Give the number of lines in the data that contain "xlabel", and nothing more.

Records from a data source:
>>>>
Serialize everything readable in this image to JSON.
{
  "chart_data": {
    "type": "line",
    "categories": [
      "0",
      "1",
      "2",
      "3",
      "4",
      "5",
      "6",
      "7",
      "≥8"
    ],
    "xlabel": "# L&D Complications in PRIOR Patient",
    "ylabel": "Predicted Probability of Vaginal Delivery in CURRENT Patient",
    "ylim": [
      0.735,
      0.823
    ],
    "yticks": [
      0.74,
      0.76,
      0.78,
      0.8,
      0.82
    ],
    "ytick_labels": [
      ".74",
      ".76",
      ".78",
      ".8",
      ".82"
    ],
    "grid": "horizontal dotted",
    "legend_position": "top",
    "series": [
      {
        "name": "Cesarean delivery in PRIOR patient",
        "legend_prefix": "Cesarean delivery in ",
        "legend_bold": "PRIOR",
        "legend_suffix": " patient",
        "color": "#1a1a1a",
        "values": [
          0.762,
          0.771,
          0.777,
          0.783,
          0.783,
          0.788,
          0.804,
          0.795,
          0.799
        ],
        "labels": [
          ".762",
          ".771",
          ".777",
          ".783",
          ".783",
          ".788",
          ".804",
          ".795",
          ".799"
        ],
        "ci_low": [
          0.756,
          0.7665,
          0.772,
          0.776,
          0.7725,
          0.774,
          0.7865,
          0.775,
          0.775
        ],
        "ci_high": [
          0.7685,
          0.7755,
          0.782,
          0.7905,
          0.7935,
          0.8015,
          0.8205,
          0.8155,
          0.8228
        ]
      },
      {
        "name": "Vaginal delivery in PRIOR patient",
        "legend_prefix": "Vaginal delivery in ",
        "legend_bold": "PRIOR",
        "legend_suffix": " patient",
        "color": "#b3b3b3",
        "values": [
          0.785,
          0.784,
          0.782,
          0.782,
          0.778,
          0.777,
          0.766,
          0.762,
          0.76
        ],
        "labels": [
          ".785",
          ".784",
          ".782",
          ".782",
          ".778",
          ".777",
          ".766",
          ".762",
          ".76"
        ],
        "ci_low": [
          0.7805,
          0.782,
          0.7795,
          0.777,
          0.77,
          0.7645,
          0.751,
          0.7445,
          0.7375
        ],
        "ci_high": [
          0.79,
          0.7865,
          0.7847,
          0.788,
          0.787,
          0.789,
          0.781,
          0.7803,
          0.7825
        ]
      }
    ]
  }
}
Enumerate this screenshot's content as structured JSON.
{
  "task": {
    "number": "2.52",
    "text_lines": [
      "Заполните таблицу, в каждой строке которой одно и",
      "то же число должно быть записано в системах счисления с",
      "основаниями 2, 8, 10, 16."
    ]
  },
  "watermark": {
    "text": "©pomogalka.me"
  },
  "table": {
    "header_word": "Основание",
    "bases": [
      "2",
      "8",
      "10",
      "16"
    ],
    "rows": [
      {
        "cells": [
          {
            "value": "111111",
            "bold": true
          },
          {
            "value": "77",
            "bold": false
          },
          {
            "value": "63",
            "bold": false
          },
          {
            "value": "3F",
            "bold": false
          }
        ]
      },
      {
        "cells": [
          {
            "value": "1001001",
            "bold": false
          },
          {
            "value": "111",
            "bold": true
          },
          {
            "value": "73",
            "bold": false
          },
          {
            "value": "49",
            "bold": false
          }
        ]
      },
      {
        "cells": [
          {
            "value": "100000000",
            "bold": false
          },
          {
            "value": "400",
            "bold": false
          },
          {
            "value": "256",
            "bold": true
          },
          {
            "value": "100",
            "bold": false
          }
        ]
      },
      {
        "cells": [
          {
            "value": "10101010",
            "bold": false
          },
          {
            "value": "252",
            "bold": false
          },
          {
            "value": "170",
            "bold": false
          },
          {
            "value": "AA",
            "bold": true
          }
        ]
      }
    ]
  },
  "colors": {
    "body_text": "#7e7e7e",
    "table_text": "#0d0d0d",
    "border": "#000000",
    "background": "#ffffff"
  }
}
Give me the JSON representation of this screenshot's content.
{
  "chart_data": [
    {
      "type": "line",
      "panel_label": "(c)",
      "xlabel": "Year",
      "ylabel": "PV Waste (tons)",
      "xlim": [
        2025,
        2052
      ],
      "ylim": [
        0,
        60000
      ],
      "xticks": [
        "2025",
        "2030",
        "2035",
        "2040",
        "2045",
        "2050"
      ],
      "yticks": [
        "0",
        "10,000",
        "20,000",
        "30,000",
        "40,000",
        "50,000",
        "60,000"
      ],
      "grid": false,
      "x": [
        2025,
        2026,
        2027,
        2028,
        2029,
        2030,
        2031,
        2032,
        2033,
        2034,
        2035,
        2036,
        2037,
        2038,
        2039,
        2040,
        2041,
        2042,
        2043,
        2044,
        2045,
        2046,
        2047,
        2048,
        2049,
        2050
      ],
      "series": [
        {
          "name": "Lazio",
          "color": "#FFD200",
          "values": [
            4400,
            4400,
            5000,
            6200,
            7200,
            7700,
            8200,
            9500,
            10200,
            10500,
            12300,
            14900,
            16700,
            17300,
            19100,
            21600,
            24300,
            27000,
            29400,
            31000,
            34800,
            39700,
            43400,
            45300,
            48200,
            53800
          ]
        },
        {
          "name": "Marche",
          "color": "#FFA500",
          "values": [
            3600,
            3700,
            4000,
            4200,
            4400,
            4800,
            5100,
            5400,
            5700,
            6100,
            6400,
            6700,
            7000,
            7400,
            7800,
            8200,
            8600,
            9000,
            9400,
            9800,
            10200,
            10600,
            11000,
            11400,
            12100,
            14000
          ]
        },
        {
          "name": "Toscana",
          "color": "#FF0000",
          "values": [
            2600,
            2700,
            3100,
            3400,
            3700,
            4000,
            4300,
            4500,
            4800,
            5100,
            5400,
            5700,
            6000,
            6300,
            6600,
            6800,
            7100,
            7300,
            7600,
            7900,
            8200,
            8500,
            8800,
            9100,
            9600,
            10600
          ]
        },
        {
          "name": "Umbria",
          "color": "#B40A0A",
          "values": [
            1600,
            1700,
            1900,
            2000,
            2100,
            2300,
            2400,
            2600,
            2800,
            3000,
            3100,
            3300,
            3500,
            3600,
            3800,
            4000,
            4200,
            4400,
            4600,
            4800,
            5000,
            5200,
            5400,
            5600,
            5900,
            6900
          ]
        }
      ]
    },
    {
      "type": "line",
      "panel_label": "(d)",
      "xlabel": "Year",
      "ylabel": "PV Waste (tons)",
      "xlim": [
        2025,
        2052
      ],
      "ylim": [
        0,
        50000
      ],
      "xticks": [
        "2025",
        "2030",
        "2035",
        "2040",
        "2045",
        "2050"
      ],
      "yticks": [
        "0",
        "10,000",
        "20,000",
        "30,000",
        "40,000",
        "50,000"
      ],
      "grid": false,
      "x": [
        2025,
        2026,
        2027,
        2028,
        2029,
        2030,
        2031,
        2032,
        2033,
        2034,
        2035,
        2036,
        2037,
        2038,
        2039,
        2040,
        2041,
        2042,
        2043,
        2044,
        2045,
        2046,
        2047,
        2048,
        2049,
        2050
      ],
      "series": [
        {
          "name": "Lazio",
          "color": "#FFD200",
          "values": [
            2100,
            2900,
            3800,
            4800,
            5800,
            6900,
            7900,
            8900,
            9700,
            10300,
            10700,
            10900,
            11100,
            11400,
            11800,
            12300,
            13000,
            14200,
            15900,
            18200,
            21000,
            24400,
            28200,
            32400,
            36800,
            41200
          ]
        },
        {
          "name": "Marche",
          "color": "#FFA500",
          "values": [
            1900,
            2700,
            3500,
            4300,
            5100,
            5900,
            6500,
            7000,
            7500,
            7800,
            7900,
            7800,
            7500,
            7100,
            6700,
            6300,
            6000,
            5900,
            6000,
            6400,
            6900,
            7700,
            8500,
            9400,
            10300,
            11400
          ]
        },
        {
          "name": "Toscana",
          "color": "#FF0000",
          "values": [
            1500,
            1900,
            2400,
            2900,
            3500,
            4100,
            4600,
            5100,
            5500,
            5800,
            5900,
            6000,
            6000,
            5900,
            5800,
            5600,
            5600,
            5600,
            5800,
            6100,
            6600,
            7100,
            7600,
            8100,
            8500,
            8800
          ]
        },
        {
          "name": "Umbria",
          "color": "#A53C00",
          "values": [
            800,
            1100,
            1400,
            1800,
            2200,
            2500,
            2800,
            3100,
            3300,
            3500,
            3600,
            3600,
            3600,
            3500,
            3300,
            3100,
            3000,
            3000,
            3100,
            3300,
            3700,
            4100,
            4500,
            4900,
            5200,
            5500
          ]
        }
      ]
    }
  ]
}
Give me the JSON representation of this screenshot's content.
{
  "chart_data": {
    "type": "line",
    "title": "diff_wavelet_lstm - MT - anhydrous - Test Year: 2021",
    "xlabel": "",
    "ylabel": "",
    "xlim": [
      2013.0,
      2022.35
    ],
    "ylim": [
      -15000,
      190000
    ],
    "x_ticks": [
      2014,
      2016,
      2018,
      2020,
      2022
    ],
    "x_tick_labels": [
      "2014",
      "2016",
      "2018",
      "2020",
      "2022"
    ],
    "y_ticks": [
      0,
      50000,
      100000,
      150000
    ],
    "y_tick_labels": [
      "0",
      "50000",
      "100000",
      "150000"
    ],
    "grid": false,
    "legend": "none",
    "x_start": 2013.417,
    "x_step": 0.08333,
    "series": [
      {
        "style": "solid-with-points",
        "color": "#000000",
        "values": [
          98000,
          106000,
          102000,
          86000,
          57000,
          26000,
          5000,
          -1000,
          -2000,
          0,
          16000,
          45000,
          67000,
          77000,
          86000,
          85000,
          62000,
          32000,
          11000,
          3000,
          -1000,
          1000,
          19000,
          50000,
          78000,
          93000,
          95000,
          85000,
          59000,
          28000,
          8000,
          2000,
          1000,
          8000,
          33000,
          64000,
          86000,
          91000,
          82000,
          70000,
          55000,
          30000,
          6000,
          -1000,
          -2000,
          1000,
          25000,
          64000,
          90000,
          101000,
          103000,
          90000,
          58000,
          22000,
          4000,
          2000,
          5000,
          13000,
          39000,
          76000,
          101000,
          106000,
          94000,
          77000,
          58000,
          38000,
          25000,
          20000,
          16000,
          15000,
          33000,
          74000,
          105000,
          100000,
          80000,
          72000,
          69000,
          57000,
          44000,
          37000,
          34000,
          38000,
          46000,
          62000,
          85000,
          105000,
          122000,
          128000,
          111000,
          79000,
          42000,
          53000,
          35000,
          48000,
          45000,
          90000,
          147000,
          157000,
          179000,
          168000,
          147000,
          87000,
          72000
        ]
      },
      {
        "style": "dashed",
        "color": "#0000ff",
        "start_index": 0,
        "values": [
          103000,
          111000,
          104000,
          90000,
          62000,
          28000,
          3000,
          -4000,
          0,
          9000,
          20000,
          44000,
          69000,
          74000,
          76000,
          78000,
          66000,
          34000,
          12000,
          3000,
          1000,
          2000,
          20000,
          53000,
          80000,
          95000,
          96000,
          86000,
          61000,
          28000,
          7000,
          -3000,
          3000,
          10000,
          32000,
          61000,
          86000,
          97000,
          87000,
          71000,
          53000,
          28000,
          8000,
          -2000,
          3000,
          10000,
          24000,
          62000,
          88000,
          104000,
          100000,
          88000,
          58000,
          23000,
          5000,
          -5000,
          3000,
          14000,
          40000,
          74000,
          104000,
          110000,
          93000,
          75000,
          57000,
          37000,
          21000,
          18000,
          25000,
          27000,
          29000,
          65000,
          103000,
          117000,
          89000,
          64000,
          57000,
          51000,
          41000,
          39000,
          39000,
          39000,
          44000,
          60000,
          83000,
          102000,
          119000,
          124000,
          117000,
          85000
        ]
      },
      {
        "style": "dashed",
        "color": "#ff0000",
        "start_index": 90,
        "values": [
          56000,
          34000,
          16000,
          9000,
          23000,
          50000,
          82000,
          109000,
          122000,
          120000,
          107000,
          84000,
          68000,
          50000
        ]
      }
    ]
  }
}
<<<<
FINAL RESULT:
4